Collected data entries

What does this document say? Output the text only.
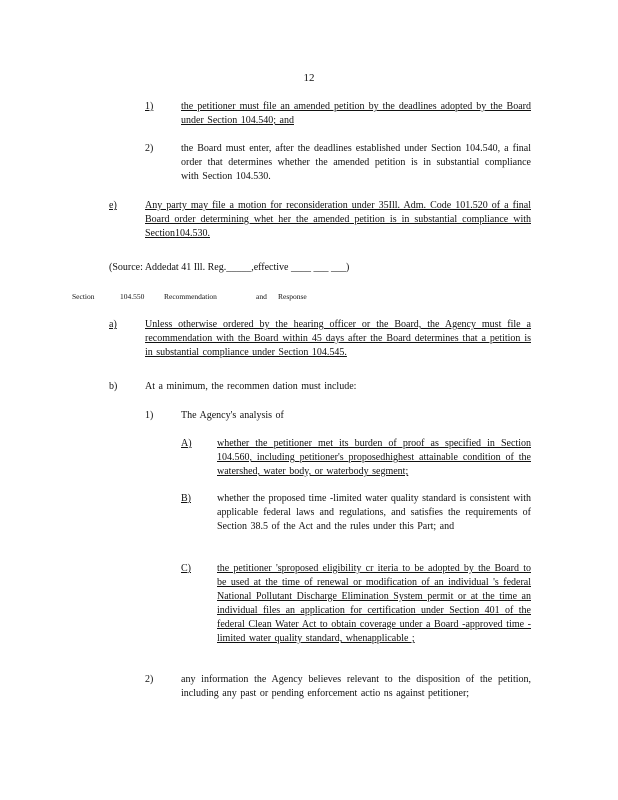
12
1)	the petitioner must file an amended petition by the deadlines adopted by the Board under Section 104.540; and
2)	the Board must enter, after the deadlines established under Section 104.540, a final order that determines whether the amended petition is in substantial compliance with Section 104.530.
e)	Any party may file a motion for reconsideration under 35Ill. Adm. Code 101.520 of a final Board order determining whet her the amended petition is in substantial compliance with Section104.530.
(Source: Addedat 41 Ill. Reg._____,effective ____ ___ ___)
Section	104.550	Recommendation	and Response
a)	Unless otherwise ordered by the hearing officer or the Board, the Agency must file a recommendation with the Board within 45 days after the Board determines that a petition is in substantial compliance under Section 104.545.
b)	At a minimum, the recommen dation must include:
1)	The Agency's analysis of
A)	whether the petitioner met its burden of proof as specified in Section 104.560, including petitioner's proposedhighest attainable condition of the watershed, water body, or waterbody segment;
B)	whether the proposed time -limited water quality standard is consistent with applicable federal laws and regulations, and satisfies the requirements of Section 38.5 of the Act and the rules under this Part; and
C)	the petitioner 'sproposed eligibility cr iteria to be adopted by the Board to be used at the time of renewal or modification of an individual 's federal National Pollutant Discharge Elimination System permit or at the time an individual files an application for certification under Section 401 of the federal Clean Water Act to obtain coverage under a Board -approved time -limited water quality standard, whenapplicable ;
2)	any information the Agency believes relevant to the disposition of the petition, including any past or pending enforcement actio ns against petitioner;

---

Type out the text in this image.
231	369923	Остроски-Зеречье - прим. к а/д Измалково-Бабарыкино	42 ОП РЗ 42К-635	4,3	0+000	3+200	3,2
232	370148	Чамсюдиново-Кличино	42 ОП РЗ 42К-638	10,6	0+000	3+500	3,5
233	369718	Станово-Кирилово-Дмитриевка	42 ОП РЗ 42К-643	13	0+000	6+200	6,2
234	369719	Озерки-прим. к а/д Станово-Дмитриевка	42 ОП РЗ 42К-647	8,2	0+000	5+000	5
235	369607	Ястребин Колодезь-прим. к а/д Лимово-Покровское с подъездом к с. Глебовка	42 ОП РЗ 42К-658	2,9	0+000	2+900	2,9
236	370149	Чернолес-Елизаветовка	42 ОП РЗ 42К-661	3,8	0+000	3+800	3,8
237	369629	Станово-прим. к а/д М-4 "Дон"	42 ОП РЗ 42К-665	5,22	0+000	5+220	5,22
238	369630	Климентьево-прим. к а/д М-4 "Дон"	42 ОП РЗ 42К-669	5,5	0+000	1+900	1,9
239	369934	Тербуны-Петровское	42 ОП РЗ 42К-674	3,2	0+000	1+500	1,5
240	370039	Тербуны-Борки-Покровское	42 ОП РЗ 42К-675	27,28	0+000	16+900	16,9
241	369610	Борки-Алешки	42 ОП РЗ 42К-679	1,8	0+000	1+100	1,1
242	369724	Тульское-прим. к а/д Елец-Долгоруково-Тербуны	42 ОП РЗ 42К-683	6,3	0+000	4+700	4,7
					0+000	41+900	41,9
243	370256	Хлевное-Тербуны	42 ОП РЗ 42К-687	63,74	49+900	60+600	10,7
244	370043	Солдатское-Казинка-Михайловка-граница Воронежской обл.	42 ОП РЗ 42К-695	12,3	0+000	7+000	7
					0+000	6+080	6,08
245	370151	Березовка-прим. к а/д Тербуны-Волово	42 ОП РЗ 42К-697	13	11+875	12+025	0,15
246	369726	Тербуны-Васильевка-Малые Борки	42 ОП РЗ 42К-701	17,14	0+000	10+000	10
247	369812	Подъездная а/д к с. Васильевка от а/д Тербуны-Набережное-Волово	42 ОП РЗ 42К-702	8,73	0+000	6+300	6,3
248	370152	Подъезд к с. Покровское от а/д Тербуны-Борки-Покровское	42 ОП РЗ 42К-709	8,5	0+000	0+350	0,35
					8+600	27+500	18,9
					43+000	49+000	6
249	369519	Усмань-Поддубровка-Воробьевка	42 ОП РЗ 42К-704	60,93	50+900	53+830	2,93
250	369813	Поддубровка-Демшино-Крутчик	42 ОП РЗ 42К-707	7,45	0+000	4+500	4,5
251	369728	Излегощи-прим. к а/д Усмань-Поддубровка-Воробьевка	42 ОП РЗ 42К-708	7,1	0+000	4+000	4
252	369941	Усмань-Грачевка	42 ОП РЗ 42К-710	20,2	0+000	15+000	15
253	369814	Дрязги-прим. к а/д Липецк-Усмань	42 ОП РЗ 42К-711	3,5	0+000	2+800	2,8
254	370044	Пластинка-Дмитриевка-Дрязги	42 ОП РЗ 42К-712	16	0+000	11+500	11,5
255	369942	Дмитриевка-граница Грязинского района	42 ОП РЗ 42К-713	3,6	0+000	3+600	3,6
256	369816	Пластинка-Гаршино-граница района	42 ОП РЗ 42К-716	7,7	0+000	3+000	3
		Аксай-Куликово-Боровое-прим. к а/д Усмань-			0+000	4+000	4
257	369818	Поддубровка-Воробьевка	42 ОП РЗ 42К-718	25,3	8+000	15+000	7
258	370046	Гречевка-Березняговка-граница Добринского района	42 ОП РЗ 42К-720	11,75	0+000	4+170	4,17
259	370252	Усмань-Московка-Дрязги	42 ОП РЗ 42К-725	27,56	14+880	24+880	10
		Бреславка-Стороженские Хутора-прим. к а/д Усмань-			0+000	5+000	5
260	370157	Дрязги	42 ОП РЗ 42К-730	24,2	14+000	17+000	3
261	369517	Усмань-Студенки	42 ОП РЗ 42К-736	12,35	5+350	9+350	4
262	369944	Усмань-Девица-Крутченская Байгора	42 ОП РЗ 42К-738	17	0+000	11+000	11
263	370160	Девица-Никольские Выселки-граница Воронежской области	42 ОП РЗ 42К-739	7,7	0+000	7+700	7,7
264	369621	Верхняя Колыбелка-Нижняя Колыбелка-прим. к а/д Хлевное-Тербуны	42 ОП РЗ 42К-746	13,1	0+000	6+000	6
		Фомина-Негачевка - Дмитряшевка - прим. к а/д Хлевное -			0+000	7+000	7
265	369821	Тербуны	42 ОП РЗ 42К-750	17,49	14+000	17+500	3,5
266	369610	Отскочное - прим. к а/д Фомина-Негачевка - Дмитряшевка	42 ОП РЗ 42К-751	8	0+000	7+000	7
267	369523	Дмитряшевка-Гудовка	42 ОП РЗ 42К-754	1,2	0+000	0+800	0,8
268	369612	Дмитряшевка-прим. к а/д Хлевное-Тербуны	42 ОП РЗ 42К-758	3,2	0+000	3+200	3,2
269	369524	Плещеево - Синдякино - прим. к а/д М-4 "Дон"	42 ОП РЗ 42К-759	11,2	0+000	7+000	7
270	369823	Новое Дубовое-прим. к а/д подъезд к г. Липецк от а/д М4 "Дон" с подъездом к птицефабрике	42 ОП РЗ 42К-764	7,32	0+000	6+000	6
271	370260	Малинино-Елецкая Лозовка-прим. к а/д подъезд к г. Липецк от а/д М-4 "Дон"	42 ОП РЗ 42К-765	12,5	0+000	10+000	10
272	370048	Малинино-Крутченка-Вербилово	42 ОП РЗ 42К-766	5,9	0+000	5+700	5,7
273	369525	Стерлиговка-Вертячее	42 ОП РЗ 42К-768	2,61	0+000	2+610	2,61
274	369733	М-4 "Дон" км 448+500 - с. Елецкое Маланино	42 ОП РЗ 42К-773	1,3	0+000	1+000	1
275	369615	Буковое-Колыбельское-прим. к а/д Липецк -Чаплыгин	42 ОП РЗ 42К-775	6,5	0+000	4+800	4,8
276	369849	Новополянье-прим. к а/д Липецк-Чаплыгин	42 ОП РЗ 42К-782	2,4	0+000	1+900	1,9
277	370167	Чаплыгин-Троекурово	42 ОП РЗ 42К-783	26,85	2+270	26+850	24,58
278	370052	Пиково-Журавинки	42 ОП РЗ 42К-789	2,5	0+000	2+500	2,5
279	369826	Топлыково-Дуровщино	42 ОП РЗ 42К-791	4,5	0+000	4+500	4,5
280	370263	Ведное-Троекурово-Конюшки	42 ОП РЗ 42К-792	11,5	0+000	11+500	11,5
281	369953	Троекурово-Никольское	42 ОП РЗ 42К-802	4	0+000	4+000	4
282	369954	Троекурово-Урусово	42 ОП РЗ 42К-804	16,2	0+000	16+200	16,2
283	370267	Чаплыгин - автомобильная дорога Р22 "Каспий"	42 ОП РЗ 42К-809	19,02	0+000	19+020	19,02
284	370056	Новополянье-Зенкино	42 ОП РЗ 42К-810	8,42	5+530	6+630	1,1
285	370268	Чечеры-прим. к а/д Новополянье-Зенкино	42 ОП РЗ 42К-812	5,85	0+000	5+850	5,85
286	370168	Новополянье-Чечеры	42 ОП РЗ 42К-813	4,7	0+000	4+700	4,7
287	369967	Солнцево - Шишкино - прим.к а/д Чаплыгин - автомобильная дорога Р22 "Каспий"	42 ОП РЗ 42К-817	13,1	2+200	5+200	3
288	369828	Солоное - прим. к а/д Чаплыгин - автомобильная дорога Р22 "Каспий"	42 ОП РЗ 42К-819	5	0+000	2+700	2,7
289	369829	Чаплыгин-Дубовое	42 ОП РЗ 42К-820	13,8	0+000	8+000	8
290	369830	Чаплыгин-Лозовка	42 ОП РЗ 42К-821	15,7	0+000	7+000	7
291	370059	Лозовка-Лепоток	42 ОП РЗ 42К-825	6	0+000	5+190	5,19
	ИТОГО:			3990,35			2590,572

The exercise =
Give the number of lines in the records that contain the string "deadlines", with no other output.

Solution to this exercise =
2